[Saved data entries]

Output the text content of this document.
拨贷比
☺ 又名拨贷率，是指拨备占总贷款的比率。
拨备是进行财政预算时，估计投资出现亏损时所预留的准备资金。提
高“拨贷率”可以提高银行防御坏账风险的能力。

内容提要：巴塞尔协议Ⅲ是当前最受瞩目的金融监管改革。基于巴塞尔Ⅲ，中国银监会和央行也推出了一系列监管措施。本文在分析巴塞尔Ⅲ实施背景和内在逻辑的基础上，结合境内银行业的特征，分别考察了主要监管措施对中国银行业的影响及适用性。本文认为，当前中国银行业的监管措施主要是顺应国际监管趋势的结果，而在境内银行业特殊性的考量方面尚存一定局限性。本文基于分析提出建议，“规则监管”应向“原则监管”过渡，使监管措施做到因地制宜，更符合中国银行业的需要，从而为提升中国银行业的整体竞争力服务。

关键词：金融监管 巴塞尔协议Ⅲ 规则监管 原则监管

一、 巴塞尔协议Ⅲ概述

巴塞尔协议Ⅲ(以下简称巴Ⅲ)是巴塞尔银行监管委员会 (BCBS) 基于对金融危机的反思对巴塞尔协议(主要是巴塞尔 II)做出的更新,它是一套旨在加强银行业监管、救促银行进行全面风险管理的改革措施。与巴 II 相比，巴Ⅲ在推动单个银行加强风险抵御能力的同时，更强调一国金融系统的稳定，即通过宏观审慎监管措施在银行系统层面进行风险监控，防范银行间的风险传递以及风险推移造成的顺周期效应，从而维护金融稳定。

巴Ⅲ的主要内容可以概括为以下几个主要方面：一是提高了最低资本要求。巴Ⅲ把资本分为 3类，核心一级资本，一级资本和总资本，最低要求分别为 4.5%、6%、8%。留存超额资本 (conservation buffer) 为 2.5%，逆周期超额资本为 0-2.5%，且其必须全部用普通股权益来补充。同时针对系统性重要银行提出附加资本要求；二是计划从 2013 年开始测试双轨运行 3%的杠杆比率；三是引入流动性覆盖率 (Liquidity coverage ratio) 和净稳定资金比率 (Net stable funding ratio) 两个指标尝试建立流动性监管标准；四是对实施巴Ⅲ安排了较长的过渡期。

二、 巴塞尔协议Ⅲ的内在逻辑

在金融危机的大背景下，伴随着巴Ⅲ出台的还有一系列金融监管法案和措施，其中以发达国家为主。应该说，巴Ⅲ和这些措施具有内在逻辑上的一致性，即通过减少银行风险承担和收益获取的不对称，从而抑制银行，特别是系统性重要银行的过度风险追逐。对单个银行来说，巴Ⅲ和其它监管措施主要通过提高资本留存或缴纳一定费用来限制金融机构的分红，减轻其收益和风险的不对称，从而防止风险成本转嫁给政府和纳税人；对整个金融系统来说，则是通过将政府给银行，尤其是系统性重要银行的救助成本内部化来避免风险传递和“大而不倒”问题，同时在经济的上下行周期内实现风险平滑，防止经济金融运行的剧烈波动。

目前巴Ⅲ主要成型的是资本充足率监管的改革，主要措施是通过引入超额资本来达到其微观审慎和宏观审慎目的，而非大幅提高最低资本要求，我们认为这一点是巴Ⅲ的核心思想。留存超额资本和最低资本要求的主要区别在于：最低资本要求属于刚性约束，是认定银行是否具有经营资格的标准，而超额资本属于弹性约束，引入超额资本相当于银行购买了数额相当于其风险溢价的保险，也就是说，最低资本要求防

- [WHAT YOU WILL DO]: Transcribe the material above in its entirety. Match it exactly.

- [OUTPUT OF THE TASK]:
Output the text content of this document.
拨贷比
☺ 又名拨贷率，是指拨备占总贷款的比率。
拨备是进行财政预算时，估计投资出现亏损时所预留的准备资金。提
高“拨贷率”可以提高银行防御坏账风险的能力。

内容提要：巴塞尔协议Ⅲ是当前最受瞩目的金融监管改革。基于巴塞尔Ⅲ，中国银监会和央行也推出了一系列监管措施。本文在分析巴塞尔Ⅲ实施背景和内在逻辑的基础上，结合境内银行业的特征，分别考察了主要监管措施对中国银行业的影响及适用性。本文认为，当前中国银行业的监管措施主要是顺应国际监管趋势的结果，而在境内银行业特殊性的考量方面尚存一定局限性。本文基于分析提出建议，“规则监管”应向“原则监管”过渡，使监管措施做到因地制宜，更符合中国银行业的需要，从而为提升中国银行业的整体竞争力服务。

关键词：金融监管 巴塞尔协议Ⅲ 规则监管 原则监管

一、 巴塞尔协议Ⅲ概述

巴塞尔协议Ⅲ(以下简称巴Ⅲ)是巴塞尔银行监管委员会 (BCBS) 基于对金融危机的反思对巴塞尔协议(主要是巴塞尔 II)做出的更新,它是一套旨在加强银行业监管、救促银行进行全面风险管理的改革措施。与巴 II 相比，巴Ⅲ在推动单个银行加强风险抵御能力的同时，更强调一国金融系统的稳定，即通过宏观审慎监管措施在银行系统层面进行风险监控，防范银行间的风险传递以及风险推移造成的顺周期效应，从而维护金融稳定。

巴Ⅲ的主要内容可以概括为以下几个主要方面：一是提高了最低资本要求。巴Ⅲ把资本分为 3类，核心一级资本，一级资本和总资本，最低要求分别为 4.5%、6%、8%。留存超额资本 (conservation buffer) 为 2.5%，逆周期超额资本为 0-2.5%，且其必须全部用普通股权益来补充。同时针对系统性重要银行提出附加资本要求；二是计划从 2013 年开始测试双轨运行 3%的杠杆比率；三是引入流动性覆盖率 (Liquidity coverage ratio) 和净稳定资金比率 (Net stable funding ratio) 两个指标尝试建立流动性监管标准；四是对实施巴Ⅲ安排了较长的过渡期。

二、 巴塞尔协议Ⅲ的内在逻辑

在金融危机的大背景下，伴随着巴Ⅲ出台的还有一系列金融监管法案和措施，其中以发达国家为主。应该说，巴Ⅲ和这些措施具有内在逻辑上的一致性，即通过减少银行风险承担和收益获取的不对称，从而抑制银行，特别是系统性重要银行的过度风险追逐。对单个银行来说，巴Ⅲ和其它监管措施主要通过提高资本留存或缴纳一定费用来限制金融机构的分红，减轻其收益和风险的不对称，从而防止风险成本转嫁给政府和纳税人；对整个金融系统来说，则是通过将政府给银行，尤其是系统性重要银行的救助成本内部化来避免风险传递和“大而不倒”问题，同时在经济的上下行周期内实现风险平滑，防止经济金融运行的剧烈波动。

目前巴Ⅲ主要成型的是资本充足率监管的改革，主要措施是通过引入超额资本来达到其微观审慎和宏观审慎目的，而非大幅提高最低资本要求，我们认为这一点是巴Ⅲ的核心思想。留存超额资本和最低资本要求的主要区别在于：最低资本要求属于刚性约束，是认定银行是否具有经营资格的标准，而超额资本属于弹性约束，引入超额资本相当于银行购买了数额相当于其风险溢价的保险，也就是说，最低资本要求防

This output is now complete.